_Exercise_. Print the records below exactly as they appear.

_Supplied information_.
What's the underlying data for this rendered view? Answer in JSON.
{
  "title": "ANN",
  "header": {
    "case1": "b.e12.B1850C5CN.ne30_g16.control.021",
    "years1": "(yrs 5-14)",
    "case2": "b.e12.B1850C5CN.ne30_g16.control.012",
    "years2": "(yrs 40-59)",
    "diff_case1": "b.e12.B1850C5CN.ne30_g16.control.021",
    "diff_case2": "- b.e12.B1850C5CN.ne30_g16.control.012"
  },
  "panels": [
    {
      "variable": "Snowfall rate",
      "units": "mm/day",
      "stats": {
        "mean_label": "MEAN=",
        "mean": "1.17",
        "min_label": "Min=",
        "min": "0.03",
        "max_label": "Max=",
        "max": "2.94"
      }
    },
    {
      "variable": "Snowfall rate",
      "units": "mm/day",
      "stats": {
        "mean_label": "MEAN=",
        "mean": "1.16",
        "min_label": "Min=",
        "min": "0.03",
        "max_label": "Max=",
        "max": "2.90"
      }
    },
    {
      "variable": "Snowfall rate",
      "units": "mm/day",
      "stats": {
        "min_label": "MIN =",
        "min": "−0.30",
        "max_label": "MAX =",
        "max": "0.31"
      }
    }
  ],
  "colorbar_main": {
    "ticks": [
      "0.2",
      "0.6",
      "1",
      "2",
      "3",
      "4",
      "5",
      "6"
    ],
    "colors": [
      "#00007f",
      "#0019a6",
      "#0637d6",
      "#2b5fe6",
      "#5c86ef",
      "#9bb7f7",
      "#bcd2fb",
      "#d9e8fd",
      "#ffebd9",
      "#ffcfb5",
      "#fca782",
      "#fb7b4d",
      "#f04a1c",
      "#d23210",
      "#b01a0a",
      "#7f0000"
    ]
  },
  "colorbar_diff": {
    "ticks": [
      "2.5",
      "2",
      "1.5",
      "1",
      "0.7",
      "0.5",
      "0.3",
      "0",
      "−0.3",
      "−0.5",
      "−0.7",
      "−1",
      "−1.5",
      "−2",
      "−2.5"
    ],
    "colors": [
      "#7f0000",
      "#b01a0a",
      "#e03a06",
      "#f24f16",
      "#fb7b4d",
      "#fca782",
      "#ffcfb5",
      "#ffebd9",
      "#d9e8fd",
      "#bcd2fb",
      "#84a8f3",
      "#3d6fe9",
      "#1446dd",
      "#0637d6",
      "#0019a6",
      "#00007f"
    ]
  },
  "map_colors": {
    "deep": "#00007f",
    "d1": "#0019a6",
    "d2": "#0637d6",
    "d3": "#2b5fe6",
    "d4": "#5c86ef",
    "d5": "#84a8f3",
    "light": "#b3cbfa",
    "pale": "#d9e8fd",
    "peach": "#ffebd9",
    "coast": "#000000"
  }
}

_Worked answer_.
What's the underlying data for this rendered view? Answer in JSON.
{
  "title": "ANN",
  "header": {
    "case1": "b.e12.B1850C5CN.ne30_g16.control.021",
    "years1": "(yrs 5-14)",
    "case2": "b.e12.B1850C5CN.ne30_g16.control.012",
    "years2": "(yrs 40-59)",
    "diff_case1": "b.e12.B1850C5CN.ne30_g16.control.021",
    "diff_case2": "- b.e12.B1850C5CN.ne30_g16.control.012"
  },
  "panels": [
    {
      "variable": "Snowfall rate",
      "units": "mm/day",
      "stats": {
        "mean_label": "MEAN=",
        "mean": "1.17",
        "min_label": "Min=",
        "min": "0.03",
        "max_label": "Max=",
        "max": "2.94"
      }
    },
    {
      "variable": "Snowfall rate",
      "units": "mm/day",
      "stats": {
        "mean_label": "MEAN=",
        "mean": "1.16",
        "min_label": "Min=",
        "min": "0.03",
        "max_label": "Max=",
        "max": "2.90"
      }
    },
    {
      "variable": "Snowfall rate",
      "units": "mm/day",
      "stats": {
        "min_label": "MIN =",
        "min": "−0.30",
        "max_label": "MAX =",
        "max": "0.31"
      }
    }
  ],
  "colorbar_main": {
    "ticks": [
      "0.2",
      "0.6",
      "1",
      "2",
      "3",
      "4",
      "5",
      "6"
    ],
    "colors": [
      "#00007f",
      "#0019a6",
      "#0637d6",
      "#2b5fe6",
      "#5c86ef",
      "#9bb7f7",
      "#bcd2fb",
      "#d9e8fd",
      "#ffebd9",
      "#ffcfb5",
      "#fca782",
      "#fb7b4d",
      "#f04a1c",
      "#d23210",
      "#b01a0a",
      "#7f0000"
    ]
  },
  "colorbar_diff": {
    "ticks": [
      "2.5",
      "2",
      "1.5",
      "1",
      "0.7",
      "0.5",
      "0.3",
      "0",
      "−0.3",
      "−0.5",
      "−0.7",
      "−1",
      "−1.5",
      "−2",
      "−2.5"
    ],
    "colors": [
      "#7f0000",
      "#b01a0a",
      "#e03a06",
      "#f24f16",
      "#fb7b4d",
      "#fca782",
      "#ffcfb5",
      "#ffebd9",
      "#d9e8fd",
      "#bcd2fb",
      "#84a8f3",
      "#3d6fe9",
      "#1446dd",
      "#0637d6",
      "#0019a6",
      "#00007f"
    ]
  },
  "map_colors": {
    "deep": "#00007f",
    "d1": "#0019a6",
    "d2": "#0637d6",
    "d3": "#2b5fe6",
    "d4": "#5c86ef",
    "d5": "#84a8f3",
    "light": "#b3cbfa",
    "pale": "#d9e8fd",
    "peach": "#ffebd9",
    "coast": "#000000"
  }
}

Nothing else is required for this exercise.